Each entry that follows is to be retyped exactly. Pictures do not belong in the copy.

-------- Supplied material --------

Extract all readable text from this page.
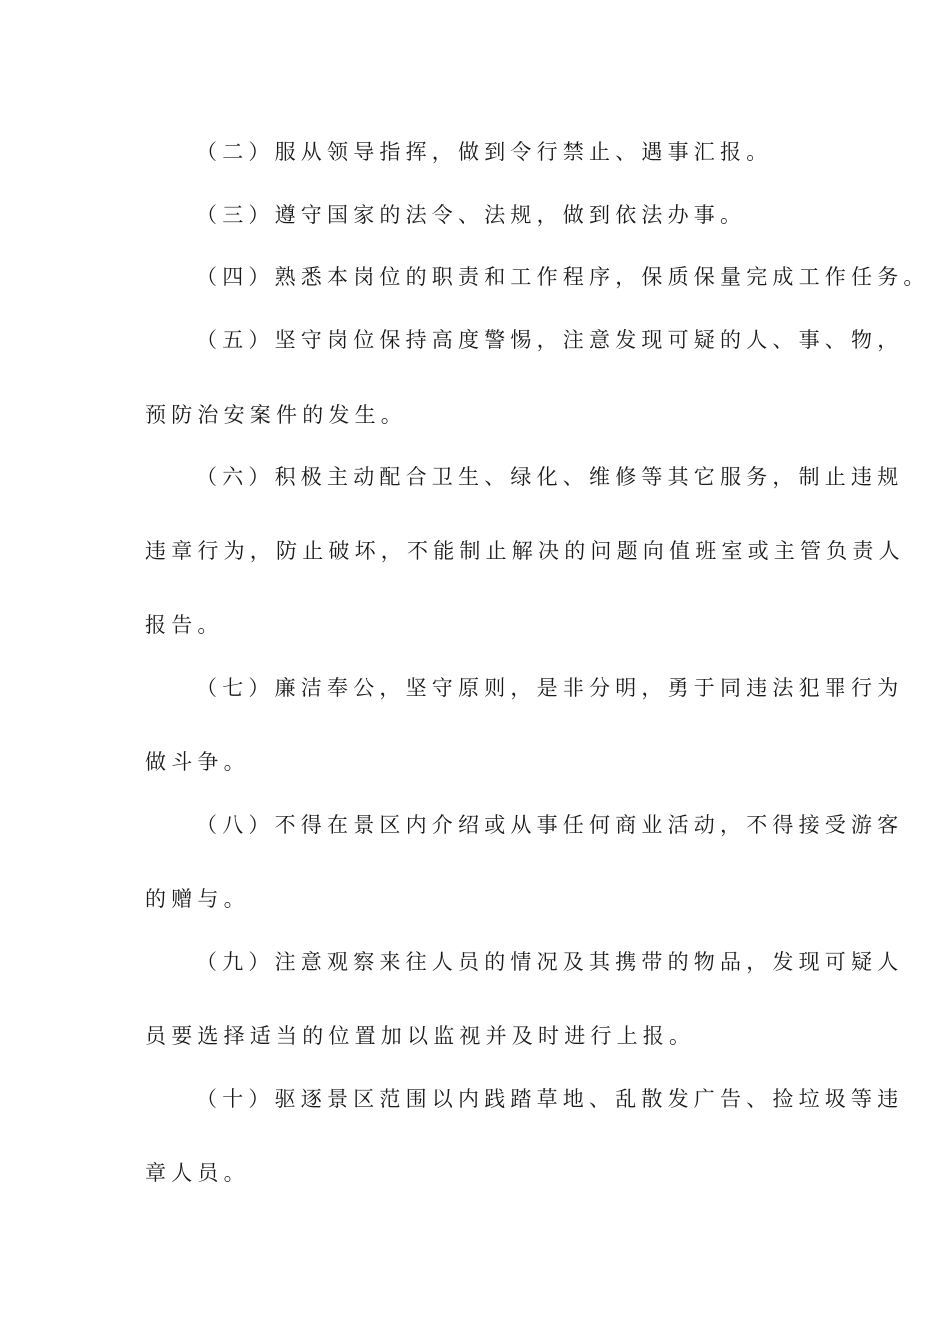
（二）服从领导指挥，做到令行禁止、遇事汇报。
（三）遵守国家的法令、法规，做到依法办事。
（四）熟悉本岗位的职责和工作程序，保质保量完成工作任务。
（五）坚守岗位保持高度警惕，注意发现可疑的人、事、物，
预防治安案件的发生。
（六）积极主动配合卫生、绿化、维修等其它服务，制止违规
违章行为，防止破坏，不能制止解决的问题向值班室或主管负责人
报告。
（七）廉洁奉公，坚守原则，是非分明，勇于同违法犯罪行为
做斗争。
（八）不得在景区内介绍或从事任何商业活动，不得接受游客
的赠与。
（九）注意观察来往人员的情况及其携带的物品，发现可疑人
员要选择适当的位置加以监视并及时进行上报。
（十）驱逐景区范围以内践踏草地、乱散发广告、捡垃圾等违
章人员。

--------

- [Answer in full]
Extract all readable text from this page.
（二）服从领导指挥，做到令行禁止、遇事汇报。
（三）遵守国家的法令、法规，做到依法办事。
（四）熟悉本岗位的职责和工作程序，保质保量完成工作任务。
（五）坚守岗位保持高度警惕，注意发现可疑的人、事、物，
预防治安案件的发生。
（六）积极主动配合卫生、绿化、维修等其它服务，制止违规
违章行为，防止破坏，不能制止解决的问题向值班室或主管负责人
报告。
（七）廉洁奉公，坚守原则，是非分明，勇于同违法犯罪行为
做斗争。
（八）不得在景区内介绍或从事任何商业活动，不得接受游客
的赠与。
（九）注意观察来往人员的情况及其携带的物品，发现可疑人
员要选择适当的位置加以监视并及时进行上报。
（十）驱逐景区范围以内践踏草地、乱散发广告、捡垃圾等违
章人员。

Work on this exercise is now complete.